### YOUR TASK
Among the entries below, find the lines with "xlabel" and copy them.

### ENTRIES
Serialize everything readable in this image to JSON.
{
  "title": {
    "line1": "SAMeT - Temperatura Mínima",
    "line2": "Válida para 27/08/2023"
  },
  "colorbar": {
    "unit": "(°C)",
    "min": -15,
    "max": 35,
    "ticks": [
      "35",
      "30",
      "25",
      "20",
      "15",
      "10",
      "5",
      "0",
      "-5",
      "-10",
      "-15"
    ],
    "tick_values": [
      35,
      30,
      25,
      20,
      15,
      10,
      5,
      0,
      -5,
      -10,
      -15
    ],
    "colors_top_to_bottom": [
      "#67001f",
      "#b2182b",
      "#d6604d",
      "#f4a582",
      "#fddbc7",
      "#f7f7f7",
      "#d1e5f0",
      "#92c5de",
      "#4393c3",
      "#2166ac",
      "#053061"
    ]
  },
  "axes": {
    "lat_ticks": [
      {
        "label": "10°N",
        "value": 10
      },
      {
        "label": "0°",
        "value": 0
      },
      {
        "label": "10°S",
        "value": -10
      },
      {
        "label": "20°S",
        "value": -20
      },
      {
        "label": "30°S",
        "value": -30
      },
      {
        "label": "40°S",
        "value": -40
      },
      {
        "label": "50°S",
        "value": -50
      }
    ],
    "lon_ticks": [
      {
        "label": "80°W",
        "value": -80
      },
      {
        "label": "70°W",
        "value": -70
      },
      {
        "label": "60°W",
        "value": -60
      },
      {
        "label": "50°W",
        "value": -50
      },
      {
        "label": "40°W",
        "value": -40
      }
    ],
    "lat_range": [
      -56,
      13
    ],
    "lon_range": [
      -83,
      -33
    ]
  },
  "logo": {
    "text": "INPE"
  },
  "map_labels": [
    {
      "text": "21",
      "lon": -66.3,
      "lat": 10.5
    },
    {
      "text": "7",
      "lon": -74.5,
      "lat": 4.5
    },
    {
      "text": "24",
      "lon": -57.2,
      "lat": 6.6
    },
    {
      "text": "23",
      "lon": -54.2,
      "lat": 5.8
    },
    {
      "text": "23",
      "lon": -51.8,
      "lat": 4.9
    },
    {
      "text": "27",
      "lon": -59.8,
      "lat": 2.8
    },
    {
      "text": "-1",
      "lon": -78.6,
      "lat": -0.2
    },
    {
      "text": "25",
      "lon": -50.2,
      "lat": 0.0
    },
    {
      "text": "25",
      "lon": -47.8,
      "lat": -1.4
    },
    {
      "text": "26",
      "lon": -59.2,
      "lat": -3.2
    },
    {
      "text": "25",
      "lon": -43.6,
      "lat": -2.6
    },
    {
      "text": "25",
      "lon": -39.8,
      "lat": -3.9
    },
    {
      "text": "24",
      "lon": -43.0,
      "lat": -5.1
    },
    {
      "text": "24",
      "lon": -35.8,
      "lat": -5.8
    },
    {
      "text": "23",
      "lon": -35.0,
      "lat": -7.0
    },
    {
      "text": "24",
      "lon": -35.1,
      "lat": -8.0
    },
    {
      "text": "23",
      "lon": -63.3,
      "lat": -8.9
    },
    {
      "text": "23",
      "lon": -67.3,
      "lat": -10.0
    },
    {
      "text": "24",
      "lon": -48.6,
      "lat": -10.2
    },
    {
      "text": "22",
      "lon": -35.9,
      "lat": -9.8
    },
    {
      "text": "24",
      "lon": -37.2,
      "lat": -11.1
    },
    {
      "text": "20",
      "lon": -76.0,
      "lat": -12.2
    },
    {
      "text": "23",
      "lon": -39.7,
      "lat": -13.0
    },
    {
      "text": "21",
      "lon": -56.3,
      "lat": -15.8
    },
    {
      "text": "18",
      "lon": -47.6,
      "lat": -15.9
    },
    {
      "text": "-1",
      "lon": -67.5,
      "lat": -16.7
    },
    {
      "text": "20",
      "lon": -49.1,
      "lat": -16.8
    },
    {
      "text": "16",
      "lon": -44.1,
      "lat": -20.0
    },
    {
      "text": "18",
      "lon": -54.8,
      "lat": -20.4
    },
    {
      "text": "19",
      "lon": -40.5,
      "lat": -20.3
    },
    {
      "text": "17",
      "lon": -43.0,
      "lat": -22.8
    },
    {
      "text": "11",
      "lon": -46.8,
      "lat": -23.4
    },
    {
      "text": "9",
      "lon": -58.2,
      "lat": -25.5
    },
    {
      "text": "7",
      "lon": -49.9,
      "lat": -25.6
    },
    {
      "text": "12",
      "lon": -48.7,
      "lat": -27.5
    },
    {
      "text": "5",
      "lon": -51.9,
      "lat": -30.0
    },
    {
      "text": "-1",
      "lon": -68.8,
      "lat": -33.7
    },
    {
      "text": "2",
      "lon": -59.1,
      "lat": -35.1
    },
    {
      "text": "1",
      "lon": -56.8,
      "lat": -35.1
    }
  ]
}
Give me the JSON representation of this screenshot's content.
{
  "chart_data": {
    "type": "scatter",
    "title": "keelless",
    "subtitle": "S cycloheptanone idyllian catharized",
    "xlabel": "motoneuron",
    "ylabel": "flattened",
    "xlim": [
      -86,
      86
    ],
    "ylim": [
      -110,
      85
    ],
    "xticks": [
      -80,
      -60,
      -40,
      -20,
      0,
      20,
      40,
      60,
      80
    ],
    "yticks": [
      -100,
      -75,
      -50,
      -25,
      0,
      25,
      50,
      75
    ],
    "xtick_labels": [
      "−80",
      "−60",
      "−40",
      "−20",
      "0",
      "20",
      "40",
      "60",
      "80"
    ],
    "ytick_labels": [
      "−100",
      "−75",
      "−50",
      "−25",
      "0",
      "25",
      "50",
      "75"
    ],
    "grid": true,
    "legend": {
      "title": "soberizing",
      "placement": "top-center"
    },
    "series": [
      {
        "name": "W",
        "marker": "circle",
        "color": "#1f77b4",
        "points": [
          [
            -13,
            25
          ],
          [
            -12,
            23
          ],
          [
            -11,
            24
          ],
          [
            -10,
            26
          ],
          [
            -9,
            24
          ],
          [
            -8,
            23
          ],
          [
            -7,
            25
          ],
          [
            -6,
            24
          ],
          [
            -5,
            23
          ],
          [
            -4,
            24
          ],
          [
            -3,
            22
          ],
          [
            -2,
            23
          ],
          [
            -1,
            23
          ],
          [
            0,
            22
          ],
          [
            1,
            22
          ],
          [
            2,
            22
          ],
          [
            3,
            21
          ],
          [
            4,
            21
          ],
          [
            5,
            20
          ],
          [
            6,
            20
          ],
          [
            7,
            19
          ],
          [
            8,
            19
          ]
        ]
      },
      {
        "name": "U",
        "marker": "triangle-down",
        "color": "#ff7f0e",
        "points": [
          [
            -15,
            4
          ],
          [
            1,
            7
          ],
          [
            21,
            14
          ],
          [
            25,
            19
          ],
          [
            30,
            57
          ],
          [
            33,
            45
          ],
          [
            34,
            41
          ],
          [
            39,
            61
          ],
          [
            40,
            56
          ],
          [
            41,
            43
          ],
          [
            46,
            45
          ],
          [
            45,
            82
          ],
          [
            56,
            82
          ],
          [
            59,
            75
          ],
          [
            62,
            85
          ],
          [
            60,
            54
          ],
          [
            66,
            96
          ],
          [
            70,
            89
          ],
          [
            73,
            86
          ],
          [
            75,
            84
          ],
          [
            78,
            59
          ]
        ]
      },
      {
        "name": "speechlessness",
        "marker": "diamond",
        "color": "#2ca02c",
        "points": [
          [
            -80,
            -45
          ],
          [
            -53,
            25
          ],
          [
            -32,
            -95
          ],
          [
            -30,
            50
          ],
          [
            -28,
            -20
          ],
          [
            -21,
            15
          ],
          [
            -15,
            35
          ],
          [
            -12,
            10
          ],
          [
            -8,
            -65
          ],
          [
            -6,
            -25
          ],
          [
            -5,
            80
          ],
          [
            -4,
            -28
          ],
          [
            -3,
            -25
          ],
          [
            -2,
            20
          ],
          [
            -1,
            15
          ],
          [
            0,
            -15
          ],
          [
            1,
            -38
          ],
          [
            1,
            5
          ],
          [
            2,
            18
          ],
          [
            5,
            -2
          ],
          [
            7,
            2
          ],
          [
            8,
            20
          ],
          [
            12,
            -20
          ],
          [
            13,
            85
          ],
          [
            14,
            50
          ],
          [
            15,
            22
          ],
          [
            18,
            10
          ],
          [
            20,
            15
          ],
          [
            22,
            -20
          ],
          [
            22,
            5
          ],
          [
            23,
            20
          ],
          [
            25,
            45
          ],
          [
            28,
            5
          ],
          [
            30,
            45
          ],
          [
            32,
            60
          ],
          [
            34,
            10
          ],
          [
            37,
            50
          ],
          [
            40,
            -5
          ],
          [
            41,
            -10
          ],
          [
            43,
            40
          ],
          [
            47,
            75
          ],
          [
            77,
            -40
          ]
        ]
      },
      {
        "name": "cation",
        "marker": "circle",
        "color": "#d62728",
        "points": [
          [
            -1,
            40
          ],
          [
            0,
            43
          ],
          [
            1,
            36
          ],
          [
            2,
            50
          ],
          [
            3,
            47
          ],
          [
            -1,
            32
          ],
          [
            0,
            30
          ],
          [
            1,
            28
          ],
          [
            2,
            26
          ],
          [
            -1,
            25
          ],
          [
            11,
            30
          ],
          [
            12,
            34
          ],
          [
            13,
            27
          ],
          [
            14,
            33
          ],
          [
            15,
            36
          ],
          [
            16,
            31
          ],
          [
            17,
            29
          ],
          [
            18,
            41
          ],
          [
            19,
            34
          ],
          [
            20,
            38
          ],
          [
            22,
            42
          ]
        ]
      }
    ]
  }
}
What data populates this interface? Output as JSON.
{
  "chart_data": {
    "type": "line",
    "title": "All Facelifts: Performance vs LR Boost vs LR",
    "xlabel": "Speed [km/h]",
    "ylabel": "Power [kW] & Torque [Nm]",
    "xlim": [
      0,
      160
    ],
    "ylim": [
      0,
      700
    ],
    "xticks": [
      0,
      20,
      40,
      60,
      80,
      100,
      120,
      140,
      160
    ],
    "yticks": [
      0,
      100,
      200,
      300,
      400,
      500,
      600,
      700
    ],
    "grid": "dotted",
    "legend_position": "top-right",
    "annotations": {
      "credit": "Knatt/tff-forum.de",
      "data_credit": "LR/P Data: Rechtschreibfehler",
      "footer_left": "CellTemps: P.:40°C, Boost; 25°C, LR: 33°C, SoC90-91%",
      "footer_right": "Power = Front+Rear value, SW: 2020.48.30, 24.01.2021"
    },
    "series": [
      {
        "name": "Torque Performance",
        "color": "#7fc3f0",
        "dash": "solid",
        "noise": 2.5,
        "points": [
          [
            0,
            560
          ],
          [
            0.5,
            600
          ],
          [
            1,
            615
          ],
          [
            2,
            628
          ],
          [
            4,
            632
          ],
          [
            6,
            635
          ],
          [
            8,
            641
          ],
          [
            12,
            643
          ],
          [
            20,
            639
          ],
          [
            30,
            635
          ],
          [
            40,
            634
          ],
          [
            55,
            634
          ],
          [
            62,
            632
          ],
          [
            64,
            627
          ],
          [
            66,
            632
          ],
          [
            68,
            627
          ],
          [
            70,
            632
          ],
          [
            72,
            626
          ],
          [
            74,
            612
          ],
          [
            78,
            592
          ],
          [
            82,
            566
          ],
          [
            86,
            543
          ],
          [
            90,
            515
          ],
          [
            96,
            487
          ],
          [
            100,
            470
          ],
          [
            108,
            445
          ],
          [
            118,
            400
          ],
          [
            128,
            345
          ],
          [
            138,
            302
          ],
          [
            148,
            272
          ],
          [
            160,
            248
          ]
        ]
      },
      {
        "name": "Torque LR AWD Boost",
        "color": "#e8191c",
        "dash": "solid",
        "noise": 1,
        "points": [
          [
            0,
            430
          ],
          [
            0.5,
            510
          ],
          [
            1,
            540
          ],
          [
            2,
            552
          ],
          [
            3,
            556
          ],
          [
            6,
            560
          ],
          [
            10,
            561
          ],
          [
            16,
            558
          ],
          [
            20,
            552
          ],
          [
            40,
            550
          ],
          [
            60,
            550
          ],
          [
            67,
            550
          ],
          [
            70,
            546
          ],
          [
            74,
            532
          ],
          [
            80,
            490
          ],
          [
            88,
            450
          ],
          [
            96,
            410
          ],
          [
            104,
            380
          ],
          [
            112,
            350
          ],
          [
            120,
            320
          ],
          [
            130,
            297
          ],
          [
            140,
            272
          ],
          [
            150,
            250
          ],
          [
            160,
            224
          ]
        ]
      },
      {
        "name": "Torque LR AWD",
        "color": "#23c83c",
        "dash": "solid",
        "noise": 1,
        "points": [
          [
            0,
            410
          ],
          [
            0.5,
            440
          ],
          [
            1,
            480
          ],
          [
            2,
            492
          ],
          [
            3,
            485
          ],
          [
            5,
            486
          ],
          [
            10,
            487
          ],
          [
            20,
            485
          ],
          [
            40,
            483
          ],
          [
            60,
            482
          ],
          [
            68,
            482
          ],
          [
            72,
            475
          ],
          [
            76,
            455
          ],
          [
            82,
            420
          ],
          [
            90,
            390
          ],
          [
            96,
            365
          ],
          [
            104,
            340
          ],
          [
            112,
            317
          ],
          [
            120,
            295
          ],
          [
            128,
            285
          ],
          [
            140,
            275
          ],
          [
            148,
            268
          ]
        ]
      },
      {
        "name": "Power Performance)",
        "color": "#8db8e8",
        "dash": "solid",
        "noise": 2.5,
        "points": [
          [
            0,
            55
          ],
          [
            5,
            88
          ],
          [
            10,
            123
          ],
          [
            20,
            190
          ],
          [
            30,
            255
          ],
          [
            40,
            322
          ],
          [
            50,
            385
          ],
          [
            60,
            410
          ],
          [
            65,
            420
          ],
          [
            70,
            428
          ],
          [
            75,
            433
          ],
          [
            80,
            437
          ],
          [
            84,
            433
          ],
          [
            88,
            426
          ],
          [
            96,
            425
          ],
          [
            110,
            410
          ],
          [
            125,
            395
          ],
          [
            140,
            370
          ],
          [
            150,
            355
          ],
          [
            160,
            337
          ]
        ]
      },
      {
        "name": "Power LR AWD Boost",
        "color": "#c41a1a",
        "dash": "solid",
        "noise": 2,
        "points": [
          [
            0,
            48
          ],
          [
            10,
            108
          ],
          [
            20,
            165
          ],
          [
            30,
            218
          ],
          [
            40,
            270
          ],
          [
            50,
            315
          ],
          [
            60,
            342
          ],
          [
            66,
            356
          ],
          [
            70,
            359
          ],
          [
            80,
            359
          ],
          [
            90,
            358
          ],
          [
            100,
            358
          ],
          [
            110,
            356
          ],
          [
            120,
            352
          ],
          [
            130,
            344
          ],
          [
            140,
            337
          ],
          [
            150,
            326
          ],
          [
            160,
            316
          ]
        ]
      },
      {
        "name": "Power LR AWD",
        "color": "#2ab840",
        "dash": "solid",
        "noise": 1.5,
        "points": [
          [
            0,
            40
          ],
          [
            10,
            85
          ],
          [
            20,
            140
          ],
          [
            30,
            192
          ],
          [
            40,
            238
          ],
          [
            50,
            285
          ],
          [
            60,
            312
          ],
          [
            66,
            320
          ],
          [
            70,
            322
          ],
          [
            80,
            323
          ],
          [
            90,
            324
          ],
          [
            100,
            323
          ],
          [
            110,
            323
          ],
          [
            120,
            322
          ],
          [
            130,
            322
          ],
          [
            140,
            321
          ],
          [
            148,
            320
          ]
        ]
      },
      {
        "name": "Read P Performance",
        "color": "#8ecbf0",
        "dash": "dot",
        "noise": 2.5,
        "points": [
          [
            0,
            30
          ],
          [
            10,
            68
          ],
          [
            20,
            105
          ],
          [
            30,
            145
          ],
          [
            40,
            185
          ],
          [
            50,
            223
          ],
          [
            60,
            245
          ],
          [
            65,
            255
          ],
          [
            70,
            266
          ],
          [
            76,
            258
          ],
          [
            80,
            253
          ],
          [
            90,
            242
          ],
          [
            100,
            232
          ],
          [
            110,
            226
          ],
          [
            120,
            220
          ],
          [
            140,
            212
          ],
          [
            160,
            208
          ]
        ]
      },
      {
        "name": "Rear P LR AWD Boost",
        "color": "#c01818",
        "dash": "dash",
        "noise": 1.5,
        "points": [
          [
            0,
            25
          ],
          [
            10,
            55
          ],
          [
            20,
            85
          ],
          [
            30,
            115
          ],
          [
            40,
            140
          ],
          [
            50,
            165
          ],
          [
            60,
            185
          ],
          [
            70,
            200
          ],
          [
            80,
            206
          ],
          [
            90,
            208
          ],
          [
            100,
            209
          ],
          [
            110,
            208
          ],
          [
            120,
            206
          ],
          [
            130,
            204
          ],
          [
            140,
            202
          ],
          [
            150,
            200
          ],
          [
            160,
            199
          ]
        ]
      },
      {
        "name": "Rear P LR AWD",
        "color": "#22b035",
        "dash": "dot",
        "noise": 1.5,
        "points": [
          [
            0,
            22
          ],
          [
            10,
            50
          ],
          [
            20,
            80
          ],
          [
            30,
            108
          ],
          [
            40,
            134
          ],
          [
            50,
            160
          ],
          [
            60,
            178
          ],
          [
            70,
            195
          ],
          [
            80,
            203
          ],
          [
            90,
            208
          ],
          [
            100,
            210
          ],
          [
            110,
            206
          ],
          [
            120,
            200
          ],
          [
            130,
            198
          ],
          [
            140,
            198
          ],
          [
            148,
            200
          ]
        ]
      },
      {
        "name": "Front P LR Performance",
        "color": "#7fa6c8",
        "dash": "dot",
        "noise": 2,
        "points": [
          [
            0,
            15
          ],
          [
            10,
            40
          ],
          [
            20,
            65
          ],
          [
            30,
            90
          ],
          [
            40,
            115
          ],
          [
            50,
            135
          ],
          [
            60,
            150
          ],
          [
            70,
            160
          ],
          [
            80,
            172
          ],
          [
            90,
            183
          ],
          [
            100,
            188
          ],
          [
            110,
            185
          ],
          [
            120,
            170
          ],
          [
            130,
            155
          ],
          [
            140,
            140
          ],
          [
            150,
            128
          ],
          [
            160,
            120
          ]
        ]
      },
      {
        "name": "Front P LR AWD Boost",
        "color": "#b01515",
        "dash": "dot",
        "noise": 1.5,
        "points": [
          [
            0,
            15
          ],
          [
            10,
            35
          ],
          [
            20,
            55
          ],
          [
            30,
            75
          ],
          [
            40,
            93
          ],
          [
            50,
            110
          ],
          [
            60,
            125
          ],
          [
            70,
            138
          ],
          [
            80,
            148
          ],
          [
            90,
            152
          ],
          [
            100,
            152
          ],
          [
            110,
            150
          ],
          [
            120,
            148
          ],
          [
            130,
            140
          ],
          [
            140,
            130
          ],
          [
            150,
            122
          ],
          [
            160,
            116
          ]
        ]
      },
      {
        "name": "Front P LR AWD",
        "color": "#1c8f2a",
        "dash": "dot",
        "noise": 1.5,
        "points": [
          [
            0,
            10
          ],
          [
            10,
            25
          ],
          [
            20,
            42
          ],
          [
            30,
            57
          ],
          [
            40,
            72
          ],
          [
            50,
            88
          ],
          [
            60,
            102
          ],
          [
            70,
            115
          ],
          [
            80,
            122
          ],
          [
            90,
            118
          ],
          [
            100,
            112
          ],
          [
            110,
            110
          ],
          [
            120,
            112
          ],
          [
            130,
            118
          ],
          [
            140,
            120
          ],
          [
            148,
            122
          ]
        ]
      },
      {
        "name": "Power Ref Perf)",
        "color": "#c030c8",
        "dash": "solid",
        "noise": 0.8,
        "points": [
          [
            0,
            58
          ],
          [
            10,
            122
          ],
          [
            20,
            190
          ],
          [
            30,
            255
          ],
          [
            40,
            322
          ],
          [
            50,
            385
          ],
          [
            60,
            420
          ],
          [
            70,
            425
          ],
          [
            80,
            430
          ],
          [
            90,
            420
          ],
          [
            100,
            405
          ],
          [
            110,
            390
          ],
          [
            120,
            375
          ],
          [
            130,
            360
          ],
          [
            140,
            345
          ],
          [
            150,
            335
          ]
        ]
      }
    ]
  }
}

### RESULT FOR THIS EXERCISE
    "xlabel": "motoneuron",
    "xlabel": "Speed [km/h]",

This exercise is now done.